• STATED EXERCISE: All of the data that follows should be retyped exactly, please, except the pictures.
===== DATA PROVIDED
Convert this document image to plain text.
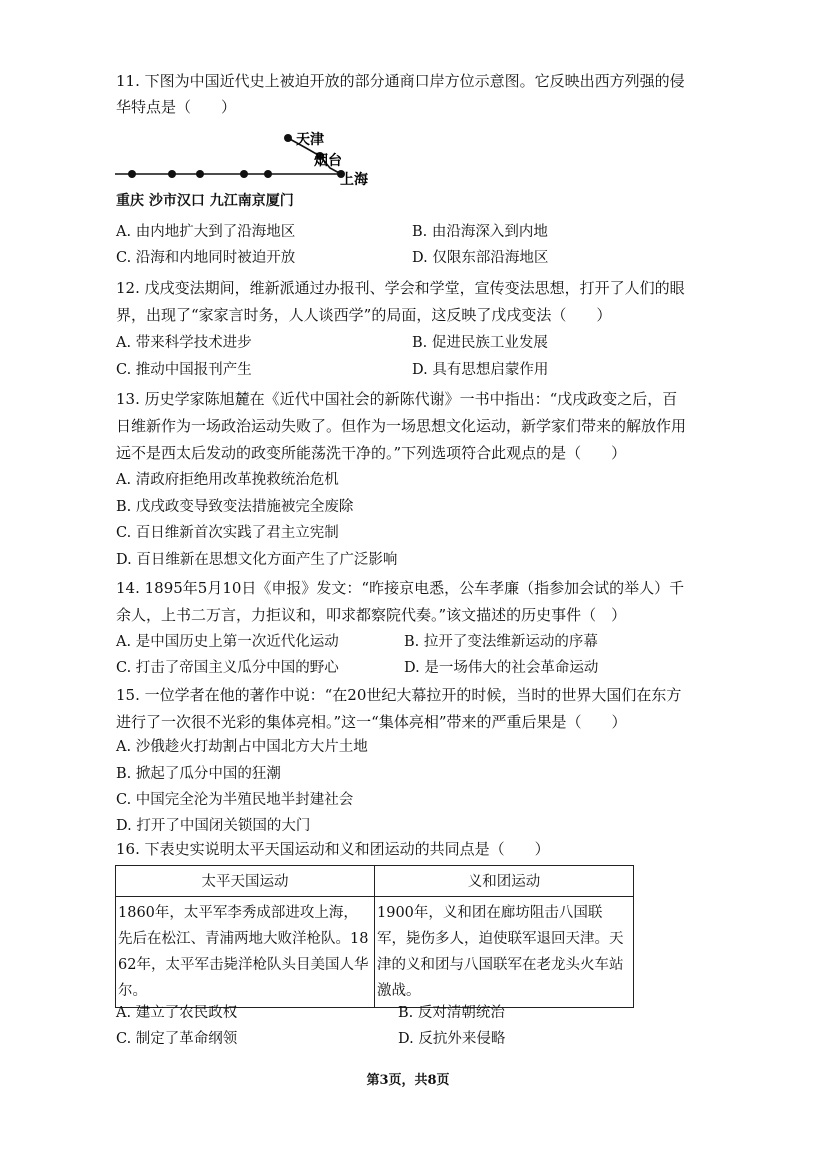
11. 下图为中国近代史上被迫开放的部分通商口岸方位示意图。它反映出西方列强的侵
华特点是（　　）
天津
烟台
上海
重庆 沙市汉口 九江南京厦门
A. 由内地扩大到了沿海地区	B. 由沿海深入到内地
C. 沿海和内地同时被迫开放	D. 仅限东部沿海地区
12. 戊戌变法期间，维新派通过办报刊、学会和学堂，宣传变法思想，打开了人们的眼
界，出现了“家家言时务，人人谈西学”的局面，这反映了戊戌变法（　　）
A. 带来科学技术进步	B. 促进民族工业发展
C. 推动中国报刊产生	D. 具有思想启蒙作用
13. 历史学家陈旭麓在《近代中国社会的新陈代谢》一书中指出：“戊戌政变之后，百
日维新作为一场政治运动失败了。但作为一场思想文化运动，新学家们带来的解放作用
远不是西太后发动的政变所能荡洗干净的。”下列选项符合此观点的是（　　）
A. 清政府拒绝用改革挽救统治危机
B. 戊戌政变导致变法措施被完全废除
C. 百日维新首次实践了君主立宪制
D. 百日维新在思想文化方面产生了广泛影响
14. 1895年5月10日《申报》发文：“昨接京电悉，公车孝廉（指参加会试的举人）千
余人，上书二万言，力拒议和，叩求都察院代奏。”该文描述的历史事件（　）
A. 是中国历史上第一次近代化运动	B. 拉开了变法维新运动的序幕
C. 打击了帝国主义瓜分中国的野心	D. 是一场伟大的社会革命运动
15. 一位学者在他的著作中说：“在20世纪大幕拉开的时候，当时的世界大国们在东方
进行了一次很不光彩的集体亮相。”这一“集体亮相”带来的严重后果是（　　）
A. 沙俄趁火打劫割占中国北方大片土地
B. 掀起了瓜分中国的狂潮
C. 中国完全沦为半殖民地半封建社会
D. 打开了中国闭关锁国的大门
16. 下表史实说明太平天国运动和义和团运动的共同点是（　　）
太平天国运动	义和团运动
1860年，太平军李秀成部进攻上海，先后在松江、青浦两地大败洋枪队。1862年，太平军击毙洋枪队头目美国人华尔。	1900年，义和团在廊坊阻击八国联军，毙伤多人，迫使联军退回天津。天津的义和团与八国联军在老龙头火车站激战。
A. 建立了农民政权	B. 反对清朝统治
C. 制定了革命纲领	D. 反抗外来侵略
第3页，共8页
==========
• EXERCISE RESPONSE:
Convert this document image to plain text.
11. 下图为中国近代史上被迫开放的部分通商口岸方位示意图。它反映出西方列强的侵
华特点是（　　）
天津
烟台
上海
重庆 沙市汉口 九江南京厦门
A. 由内地扩大到了沿海地区	B. 由沿海深入到内地
C. 沿海和内地同时被迫开放	D. 仅限东部沿海地区
12. 戊戌变法期间，维新派通过办报刊、学会和学堂，宣传变法思想，打开了人们的眼
界，出现了“家家言时务，人人谈西学”的局面，这反映了戊戌变法（　　）
A. 带来科学技术进步	B. 促进民族工业发展
C. 推动中国报刊产生	D. 具有思想启蒙作用
13. 历史学家陈旭麓在《近代中国社会的新陈代谢》一书中指出：“戊戌政变之后，百
日维新作为一场政治运动失败了。但作为一场思想文化运动，新学家们带来的解放作用
远不是西太后发动的政变所能荡洗干净的。”下列选项符合此观点的是（　　）
A. 清政府拒绝用改革挽救统治危机
B. 戊戌政变导致变法措施被完全废除
C. 百日维新首次实践了君主立宪制
D. 百日维新在思想文化方面产生了广泛影响
14. 1895年5月10日《申报》发文：“昨接京电悉，公车孝廉（指参加会试的举人）千
余人，上书二万言，力拒议和，叩求都察院代奏。”该文描述的历史事件（　）
A. 是中国历史上第一次近代化运动	B. 拉开了变法维新运动的序幕
C. 打击了帝国主义瓜分中国的野心	D. 是一场伟大的社会革命运动
15. 一位学者在他的著作中说：“在20世纪大幕拉开的时候，当时的世界大国们在东方
进行了一次很不光彩的集体亮相。”这一“集体亮相”带来的严重后果是（　　）
A. 沙俄趁火打劫割占中国北方大片土地
B. 掀起了瓜分中国的狂潮
C. 中国完全沦为半殖民地半封建社会
D. 打开了中国闭关锁国的大门
16. 下表史实说明太平天国运动和义和团运动的共同点是（　　）
太平天国运动	义和团运动
1860年，太平军李秀成部进攻上海，先后在松江、青浦两地大败洋枪队。1862年，太平军击毙洋枪队头目美国人华尔。	1900年，义和团在廊坊阻击八国联军，毙伤多人，迫使联军退回天津。天津的义和团与八国联军在老龙头火车站激战。
A. 建立了农民政权	B. 反对清朝统治
C. 制定了革命纲领	D. 反抗外来侵略
第3页，共8页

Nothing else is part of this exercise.